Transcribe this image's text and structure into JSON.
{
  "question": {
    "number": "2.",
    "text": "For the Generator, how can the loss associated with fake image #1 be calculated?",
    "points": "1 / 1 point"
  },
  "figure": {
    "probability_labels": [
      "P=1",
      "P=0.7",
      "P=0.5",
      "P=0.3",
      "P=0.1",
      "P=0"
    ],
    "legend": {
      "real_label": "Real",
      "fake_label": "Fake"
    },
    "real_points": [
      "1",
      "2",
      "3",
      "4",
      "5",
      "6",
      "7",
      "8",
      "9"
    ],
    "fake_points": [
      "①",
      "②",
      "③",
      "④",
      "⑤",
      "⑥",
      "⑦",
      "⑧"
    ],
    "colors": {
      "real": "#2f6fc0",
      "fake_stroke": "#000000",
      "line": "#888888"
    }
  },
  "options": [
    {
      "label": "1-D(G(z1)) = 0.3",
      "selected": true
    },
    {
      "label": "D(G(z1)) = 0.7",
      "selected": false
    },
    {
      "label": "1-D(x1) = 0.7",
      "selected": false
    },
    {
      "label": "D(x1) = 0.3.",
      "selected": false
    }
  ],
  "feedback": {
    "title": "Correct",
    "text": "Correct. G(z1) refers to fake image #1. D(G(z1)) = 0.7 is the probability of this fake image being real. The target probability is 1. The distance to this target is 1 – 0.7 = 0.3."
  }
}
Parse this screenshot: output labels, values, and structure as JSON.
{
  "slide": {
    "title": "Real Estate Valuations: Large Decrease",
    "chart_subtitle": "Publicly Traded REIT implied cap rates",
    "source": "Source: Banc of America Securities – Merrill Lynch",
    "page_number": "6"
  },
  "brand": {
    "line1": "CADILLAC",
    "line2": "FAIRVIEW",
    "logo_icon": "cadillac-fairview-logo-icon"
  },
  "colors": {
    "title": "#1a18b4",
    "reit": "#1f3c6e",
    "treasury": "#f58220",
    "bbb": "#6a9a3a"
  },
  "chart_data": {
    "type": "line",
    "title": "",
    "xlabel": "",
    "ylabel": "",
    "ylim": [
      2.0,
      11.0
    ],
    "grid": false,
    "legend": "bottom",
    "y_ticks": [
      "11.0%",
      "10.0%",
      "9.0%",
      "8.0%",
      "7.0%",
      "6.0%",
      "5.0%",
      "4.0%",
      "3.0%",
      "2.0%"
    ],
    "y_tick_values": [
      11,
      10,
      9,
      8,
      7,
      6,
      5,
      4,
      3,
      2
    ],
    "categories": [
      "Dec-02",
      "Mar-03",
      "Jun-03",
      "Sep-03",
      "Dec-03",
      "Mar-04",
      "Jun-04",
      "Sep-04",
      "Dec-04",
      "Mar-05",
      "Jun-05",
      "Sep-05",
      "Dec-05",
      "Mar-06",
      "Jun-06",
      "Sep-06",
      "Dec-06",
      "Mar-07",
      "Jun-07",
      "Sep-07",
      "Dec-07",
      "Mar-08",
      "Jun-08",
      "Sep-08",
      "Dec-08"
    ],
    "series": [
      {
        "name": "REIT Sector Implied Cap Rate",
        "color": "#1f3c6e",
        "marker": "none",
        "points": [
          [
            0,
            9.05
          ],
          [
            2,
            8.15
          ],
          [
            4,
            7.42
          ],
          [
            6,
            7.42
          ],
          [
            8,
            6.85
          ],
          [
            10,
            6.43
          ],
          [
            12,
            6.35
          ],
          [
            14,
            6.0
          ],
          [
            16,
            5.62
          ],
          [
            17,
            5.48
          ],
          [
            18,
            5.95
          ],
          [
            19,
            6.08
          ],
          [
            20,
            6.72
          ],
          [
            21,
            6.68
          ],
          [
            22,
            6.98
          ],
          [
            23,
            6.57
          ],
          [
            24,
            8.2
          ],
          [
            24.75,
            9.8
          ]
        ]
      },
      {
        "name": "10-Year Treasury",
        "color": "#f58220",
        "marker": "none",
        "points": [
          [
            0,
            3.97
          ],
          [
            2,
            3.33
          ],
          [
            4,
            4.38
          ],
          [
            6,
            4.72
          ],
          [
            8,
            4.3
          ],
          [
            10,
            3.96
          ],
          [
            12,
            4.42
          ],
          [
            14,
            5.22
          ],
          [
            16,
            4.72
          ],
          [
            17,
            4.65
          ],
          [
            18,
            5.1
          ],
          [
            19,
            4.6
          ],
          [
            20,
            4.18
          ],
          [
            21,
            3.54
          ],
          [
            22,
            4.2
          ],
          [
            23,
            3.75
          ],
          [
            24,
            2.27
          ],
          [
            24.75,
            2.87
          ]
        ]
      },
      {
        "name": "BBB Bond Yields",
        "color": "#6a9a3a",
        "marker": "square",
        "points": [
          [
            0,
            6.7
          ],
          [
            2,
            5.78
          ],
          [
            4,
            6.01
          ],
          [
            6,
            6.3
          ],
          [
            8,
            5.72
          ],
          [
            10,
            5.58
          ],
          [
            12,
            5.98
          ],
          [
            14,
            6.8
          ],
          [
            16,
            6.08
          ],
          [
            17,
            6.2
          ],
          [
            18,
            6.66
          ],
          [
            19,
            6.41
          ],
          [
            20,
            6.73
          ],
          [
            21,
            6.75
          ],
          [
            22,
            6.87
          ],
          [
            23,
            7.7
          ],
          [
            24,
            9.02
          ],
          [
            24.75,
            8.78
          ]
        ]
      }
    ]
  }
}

+++++

[THE PROBLEM]
Go through the entries and repeat each one exactly.

[THE SOLUTION]
Transcribe this image's text and structure into JSON.
{
  "question": {
    "number": "2.",
    "text": "For the Generator, how can the loss associated with fake image #1 be calculated?",
    "points": "1 / 1 point"
  },
  "figure": {
    "probability_labels": [
      "P=1",
      "P=0.7",
      "P=0.5",
      "P=0.3",
      "P=0.1",
      "P=0"
    ],
    "legend": {
      "real_label": "Real",
      "fake_label": "Fake"
    },
    "real_points": [
      "1",
      "2",
      "3",
      "4",
      "5",
      "6",
      "7",
      "8",
      "9"
    ],
    "fake_points": [
      "①",
      "②",
      "③",
      "④",
      "⑤",
      "⑥",
      "⑦",
      "⑧"
    ],
    "colors": {
      "real": "#2f6fc0",
      "fake_stroke": "#000000",
      "line": "#888888"
    }
  },
  "options": [
    {
      "label": "1-D(G(z1)) = 0.3",
      "selected": true
    },
    {
      "label": "D(G(z1)) = 0.7",
      "selected": false
    },
    {
      "label": "1-D(x1) = 0.7",
      "selected": false
    },
    {
      "label": "D(x1) = 0.3.",
      "selected": false
    }
  ],
  "feedback": {
    "title": "Correct",
    "text": "Correct. G(z1) refers to fake image #1. D(G(z1)) = 0.7 is the probability of this fake image being real. The target probability is 1. The distance to this target is 1 – 0.7 = 0.3."
  }
}
Parse this screenshot: output labels, values, and structure as JSON.
{
  "slide": {
    "title": "Real Estate Valuations: Large Decrease",
    "chart_subtitle": "Publicly Traded REIT implied cap rates",
    "source": "Source: Banc of America Securities – Merrill Lynch",
    "page_number": "6"
  },
  "brand": {
    "line1": "CADILLAC",
    "line2": "FAIRVIEW",
    "logo_icon": "cadillac-fairview-logo-icon"
  },
  "colors": {
    "title": "#1a18b4",
    "reit": "#1f3c6e",
    "treasury": "#f58220",
    "bbb": "#6a9a3a"
  },
  "chart_data": {
    "type": "line",
    "title": "",
    "xlabel": "",
    "ylabel": "",
    "ylim": [
      2.0,
      11.0
    ],
    "grid": false,
    "legend": "bottom",
    "y_ticks": [
      "11.0%",
      "10.0%",
      "9.0%",
      "8.0%",
      "7.0%",
      "6.0%",
      "5.0%",
      "4.0%",
      "3.0%",
      "2.0%"
    ],
    "y_tick_values": [
      11,
      10,
      9,
      8,
      7,
      6,
      5,
      4,
      3,
      2
    ],
    "categories": [
      "Dec-02",
      "Mar-03",
      "Jun-03",
      "Sep-03",
      "Dec-03",
      "Mar-04",
      "Jun-04",
      "Sep-04",
      "Dec-04",
      "Mar-05",
      "Jun-05",
      "Sep-05",
      "Dec-05",
      "Mar-06",
      "Jun-06",
      "Sep-06",
      "Dec-06",
      "Mar-07",
      "Jun-07",
      "Sep-07",
      "Dec-07",
      "Mar-08",
      "Jun-08",
      "Sep-08",
      "Dec-08"
    ],
    "series": [
      {
        "name": "REIT Sector Implied Cap Rate",
        "color": "#1f3c6e",
        "marker": "none",
        "points": [
          [
            0,
            9.05
          ],
          [
            2,
            8.15
          ],
          [
            4,
            7.42
          ],
          [
            6,
            7.42
          ],
          [
            8,
            6.85
          ],
          [
            10,
            6.43
          ],
          [
            12,
            6.35
          ],
          [
            14,
            6.0
          ],
          [
            16,
            5.62
          ],
          [
            17,
            5.48
          ],
          [
            18,
            5.95
          ],
          [
            19,
            6.08
          ],
          [
            20,
            6.72
          ],
          [
            21,
            6.68
          ],
          [
            22,
            6.98
          ],
          [
            23,
            6.57
          ],
          [
            24,
            8.2
          ],
          [
            24.75,
            9.8
          ]
        ]
      },
      {
        "name": "10-Year Treasury",
        "color": "#f58220",
        "marker": "none",
        "points": [
          [
            0,
            3.97
          ],
          [
            2,
            3.33
          ],
          [
            4,
            4.38
          ],
          [
            6,
            4.72
          ],
          [
            8,
            4.3
          ],
          [
            10,
            3.96
          ],
          [
            12,
            4.42
          ],
          [
            14,
            5.22
          ],
          [
            16,
            4.72
          ],
          [
            17,
            4.65
          ],
          [
            18,
            5.1
          ],
          [
            19,
            4.6
          ],
          [
            20,
            4.18
          ],
          [
            21,
            3.54
          ],
          [
            22,
            4.2
          ],
          [
            23,
            3.75
          ],
          [
            24,
            2.27
          ],
          [
            24.75,
            2.87
          ]
        ]
      },
      {
        "name": "BBB Bond Yields",
        "color": "#6a9a3a",
        "marker": "square",
        "points": [
          [
            0,
            6.7
          ],
          [
            2,
            5.78
          ],
          [
            4,
            6.01
          ],
          [
            6,
            6.3
          ],
          [
            8,
            5.72
          ],
          [
            10,
            5.58
          ],
          [
            12,
            5.98
          ],
          [
            14,
            6.8
          ],
          [
            16,
            6.08
          ],
          [
            17,
            6.2
          ],
          [
            18,
            6.66
          ],
          [
            19,
            6.41
          ],
          [
            20,
            6.73
          ],
          [
            21,
            6.75
          ],
          [
            22,
            6.87
          ],
          [
            23,
            7.7
          ],
          [
            24,
            9.02
          ],
          [
            24.75,
            8.78
          ]
        ]
      }
    ]
  }
}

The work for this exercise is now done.